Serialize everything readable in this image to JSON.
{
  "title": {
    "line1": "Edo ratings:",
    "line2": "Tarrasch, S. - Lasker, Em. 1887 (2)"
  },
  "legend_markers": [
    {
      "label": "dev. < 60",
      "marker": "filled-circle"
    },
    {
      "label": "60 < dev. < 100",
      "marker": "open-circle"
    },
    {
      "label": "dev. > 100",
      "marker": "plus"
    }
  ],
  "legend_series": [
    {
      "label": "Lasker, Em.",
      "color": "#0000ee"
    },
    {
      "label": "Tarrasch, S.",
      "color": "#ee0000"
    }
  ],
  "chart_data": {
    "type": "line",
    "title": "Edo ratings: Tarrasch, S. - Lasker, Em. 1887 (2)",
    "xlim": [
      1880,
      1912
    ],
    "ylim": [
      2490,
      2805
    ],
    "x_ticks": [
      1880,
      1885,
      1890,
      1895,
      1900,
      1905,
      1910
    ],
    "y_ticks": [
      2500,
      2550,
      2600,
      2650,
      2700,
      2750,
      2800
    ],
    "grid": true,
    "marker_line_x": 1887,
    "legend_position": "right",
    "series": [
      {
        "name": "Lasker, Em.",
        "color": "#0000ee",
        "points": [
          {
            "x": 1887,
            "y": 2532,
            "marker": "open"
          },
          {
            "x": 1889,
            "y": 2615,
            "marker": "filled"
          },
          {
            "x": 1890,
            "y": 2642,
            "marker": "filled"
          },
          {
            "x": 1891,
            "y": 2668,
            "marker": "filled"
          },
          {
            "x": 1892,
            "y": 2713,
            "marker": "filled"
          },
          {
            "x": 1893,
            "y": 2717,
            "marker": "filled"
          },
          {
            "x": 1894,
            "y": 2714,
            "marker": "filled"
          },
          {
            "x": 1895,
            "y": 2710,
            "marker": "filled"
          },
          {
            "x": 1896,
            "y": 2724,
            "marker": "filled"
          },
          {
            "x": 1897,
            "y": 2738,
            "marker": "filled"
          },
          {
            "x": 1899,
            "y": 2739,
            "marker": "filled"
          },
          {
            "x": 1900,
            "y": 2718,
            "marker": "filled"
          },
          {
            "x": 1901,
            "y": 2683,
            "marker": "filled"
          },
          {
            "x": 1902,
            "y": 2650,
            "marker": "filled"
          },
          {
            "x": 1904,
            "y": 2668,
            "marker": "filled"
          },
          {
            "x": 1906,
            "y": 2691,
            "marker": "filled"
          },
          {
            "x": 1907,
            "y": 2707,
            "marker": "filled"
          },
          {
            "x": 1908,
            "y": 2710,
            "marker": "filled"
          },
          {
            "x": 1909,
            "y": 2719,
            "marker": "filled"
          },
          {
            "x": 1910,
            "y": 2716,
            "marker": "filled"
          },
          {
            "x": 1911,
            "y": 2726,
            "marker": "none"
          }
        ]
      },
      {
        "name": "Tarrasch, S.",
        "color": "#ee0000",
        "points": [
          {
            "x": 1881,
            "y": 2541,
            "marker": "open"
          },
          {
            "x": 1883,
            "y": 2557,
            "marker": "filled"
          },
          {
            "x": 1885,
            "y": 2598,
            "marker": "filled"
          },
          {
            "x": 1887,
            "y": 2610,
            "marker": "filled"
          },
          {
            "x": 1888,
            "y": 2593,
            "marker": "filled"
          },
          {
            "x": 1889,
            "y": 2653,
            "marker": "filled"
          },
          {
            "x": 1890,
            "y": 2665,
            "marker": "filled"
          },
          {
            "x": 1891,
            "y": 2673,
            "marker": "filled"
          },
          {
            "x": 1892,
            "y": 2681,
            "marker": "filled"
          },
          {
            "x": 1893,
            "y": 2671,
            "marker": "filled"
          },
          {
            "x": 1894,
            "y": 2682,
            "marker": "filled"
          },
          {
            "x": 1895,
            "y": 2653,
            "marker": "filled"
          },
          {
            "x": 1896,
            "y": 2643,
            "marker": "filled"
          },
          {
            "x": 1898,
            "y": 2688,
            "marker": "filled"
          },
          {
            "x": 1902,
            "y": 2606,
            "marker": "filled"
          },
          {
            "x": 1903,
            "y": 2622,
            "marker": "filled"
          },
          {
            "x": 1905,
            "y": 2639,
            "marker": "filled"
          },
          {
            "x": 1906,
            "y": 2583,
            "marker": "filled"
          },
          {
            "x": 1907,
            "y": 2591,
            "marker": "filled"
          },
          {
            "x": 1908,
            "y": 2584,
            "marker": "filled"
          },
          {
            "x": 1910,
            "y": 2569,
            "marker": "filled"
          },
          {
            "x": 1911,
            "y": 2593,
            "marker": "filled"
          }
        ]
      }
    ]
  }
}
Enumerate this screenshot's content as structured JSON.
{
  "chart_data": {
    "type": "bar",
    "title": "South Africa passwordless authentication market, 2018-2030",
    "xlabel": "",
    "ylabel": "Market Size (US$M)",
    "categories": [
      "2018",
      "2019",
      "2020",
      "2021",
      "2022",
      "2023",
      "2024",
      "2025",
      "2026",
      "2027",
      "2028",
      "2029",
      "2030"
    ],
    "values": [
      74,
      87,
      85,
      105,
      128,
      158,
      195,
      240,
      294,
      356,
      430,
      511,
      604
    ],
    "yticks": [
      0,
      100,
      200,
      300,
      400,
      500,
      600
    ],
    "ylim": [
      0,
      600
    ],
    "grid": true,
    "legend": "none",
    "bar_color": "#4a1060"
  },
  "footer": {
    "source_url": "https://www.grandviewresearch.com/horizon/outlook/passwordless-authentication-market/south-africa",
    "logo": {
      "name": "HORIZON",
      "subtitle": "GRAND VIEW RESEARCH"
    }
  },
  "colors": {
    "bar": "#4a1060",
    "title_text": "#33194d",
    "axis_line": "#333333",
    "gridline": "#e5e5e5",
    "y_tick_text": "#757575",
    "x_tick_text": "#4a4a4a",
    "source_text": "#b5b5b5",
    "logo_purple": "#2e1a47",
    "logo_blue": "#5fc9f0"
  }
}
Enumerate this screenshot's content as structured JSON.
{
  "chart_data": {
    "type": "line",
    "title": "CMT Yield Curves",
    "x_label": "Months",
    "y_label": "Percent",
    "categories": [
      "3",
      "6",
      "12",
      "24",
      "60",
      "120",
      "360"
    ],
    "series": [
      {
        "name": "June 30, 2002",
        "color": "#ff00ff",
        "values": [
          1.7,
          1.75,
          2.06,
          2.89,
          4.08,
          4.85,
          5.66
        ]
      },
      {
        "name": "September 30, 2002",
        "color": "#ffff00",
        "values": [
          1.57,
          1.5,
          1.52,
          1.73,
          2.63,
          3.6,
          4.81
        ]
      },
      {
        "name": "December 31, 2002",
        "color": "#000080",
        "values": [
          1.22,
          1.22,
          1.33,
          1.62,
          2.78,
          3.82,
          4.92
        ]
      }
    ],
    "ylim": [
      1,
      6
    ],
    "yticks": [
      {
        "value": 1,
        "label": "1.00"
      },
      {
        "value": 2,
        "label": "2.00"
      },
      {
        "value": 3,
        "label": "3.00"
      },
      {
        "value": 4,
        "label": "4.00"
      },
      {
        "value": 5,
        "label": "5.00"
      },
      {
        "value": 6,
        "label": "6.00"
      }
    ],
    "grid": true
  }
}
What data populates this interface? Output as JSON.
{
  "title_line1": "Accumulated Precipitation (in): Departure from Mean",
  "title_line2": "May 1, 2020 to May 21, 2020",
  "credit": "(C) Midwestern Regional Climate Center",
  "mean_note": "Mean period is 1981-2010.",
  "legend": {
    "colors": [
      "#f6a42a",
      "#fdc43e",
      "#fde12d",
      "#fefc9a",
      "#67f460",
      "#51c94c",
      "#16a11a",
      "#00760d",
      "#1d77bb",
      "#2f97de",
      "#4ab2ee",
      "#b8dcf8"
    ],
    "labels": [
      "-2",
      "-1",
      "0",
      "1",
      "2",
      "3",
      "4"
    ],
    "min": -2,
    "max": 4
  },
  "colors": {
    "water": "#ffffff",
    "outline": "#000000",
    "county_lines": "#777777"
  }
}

##############################

» Directions:
Across the records, how many lines contain "name"? Only the number should be given.

» Response:
6